[Records for the exercise start]

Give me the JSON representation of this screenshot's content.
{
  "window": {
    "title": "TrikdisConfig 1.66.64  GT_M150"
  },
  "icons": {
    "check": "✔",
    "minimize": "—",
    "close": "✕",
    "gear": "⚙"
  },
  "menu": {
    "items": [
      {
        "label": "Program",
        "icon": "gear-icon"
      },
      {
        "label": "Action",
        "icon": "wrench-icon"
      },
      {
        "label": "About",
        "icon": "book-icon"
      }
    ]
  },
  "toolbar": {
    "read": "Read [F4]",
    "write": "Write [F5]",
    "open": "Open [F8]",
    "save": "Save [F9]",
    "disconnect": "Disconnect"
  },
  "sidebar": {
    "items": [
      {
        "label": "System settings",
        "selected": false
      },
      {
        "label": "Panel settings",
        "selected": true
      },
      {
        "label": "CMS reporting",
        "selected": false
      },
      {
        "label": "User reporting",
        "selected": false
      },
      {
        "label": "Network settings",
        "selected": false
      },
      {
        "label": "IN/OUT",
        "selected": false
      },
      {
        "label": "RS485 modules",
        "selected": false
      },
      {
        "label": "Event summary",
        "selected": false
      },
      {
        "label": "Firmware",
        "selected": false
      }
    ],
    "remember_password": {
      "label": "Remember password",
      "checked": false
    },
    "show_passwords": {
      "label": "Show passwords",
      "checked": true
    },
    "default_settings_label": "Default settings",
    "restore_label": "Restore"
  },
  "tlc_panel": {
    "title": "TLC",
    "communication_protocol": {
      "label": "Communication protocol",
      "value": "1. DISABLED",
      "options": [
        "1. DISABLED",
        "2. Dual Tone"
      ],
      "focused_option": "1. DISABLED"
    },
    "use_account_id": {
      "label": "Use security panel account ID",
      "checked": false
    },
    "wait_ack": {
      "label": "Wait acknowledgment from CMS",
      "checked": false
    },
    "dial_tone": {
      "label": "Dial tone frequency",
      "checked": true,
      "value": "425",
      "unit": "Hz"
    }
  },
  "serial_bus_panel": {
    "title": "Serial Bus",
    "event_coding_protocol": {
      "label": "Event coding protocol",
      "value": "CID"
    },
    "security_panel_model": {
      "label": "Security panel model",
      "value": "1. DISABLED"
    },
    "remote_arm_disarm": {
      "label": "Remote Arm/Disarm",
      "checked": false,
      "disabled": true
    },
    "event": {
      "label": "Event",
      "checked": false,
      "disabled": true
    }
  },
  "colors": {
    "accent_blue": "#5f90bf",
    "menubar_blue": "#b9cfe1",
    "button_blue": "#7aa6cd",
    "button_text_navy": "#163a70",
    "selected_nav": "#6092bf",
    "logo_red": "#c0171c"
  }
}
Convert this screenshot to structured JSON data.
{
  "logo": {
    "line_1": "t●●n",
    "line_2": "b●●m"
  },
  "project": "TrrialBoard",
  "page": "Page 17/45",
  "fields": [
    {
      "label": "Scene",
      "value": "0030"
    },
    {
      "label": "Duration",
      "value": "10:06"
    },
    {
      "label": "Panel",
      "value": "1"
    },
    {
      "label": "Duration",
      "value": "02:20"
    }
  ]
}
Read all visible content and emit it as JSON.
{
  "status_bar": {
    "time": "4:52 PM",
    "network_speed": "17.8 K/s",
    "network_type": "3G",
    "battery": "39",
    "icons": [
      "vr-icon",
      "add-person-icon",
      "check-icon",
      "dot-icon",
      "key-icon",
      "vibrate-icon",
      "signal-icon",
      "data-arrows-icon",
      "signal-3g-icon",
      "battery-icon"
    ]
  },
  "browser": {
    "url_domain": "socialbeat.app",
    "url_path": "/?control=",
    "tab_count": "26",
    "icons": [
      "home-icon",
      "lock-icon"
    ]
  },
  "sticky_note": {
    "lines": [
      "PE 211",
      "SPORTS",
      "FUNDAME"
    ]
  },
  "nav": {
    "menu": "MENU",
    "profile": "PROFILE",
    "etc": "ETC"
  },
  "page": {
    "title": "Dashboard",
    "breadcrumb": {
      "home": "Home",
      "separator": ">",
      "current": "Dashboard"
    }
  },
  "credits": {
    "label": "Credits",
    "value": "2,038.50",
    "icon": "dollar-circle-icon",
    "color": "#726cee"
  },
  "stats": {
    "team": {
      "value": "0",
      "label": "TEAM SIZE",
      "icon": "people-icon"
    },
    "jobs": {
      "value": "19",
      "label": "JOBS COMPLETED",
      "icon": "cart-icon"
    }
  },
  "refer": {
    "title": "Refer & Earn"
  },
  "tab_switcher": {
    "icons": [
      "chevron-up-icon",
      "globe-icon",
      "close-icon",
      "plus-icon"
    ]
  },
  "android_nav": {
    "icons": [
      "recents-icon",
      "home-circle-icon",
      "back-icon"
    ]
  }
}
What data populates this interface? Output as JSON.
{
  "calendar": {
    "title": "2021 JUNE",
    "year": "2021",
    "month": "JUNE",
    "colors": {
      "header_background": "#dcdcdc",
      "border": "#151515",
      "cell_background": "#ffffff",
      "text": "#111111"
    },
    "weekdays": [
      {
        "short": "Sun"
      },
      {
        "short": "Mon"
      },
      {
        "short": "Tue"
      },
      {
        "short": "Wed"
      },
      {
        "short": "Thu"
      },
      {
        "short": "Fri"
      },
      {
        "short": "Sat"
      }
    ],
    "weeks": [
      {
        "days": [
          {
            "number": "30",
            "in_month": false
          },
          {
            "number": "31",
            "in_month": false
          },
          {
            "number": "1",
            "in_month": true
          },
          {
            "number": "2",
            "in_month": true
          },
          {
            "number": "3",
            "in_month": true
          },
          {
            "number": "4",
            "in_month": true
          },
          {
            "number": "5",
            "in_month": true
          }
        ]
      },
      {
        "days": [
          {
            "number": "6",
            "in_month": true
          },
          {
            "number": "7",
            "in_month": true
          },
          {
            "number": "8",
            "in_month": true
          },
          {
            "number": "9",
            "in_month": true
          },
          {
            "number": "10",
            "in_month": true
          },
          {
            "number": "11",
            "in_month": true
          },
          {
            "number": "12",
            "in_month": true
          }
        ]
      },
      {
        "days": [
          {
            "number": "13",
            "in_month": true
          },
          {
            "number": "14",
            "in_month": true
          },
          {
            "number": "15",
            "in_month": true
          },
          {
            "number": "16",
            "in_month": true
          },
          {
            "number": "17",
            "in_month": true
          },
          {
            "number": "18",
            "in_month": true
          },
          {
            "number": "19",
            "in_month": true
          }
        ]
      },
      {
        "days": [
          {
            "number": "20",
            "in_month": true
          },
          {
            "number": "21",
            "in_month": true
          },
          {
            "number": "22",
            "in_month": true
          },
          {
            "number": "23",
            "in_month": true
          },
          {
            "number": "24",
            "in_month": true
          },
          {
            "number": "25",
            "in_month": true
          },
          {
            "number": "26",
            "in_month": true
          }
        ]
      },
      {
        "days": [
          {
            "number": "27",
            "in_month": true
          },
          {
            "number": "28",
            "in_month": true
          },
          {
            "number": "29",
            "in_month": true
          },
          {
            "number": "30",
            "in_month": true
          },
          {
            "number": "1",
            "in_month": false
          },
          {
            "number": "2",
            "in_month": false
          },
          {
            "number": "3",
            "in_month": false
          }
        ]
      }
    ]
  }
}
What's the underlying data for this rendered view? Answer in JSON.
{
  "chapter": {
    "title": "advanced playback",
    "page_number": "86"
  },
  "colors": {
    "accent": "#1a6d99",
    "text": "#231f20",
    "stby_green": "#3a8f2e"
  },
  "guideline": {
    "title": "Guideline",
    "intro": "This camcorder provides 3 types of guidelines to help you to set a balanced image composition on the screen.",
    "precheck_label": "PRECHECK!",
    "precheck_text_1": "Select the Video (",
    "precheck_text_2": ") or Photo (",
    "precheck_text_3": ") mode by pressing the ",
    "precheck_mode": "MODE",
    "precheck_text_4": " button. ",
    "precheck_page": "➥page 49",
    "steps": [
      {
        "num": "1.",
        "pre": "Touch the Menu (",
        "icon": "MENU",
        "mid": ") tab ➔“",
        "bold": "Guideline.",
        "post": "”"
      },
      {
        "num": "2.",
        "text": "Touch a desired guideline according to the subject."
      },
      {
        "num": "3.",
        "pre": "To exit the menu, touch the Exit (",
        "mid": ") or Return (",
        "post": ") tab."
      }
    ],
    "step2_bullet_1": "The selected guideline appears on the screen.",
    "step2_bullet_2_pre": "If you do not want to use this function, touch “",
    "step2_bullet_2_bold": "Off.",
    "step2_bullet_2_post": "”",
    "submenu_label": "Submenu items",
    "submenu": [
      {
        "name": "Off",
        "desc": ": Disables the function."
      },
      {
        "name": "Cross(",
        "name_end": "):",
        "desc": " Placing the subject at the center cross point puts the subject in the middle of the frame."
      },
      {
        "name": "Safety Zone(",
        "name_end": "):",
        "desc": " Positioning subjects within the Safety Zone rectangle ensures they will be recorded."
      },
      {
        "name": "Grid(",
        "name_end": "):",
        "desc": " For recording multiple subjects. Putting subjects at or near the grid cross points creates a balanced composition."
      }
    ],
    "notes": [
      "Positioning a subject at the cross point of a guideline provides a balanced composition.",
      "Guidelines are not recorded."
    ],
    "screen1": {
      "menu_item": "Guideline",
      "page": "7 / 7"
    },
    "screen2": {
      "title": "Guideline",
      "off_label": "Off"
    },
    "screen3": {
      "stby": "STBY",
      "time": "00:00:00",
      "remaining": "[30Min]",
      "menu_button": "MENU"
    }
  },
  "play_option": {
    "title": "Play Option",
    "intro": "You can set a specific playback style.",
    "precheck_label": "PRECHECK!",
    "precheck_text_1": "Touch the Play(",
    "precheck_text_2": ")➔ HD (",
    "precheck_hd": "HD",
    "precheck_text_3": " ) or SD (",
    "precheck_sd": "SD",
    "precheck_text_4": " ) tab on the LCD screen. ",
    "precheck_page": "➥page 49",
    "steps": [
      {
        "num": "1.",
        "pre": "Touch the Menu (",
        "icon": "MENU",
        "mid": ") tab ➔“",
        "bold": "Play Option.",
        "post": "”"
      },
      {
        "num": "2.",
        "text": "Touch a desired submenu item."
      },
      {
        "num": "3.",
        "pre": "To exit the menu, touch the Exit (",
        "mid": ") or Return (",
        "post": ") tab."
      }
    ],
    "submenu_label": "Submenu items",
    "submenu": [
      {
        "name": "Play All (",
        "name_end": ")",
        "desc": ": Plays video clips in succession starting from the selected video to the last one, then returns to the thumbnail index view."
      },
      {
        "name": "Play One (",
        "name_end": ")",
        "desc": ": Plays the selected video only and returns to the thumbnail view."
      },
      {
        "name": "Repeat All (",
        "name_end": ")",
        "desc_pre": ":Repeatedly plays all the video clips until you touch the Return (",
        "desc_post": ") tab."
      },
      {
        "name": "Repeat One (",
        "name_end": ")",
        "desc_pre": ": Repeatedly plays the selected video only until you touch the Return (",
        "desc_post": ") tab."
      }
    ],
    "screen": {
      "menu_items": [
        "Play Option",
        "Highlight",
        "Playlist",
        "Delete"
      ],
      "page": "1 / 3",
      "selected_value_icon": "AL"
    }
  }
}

[Records for the exercise end]

- **Exercise**
Extract from the data every line where "home" shows up.

- **Reply to the exercise**
      "home-icon",
      "home": "Home",
      "home-circle-icon",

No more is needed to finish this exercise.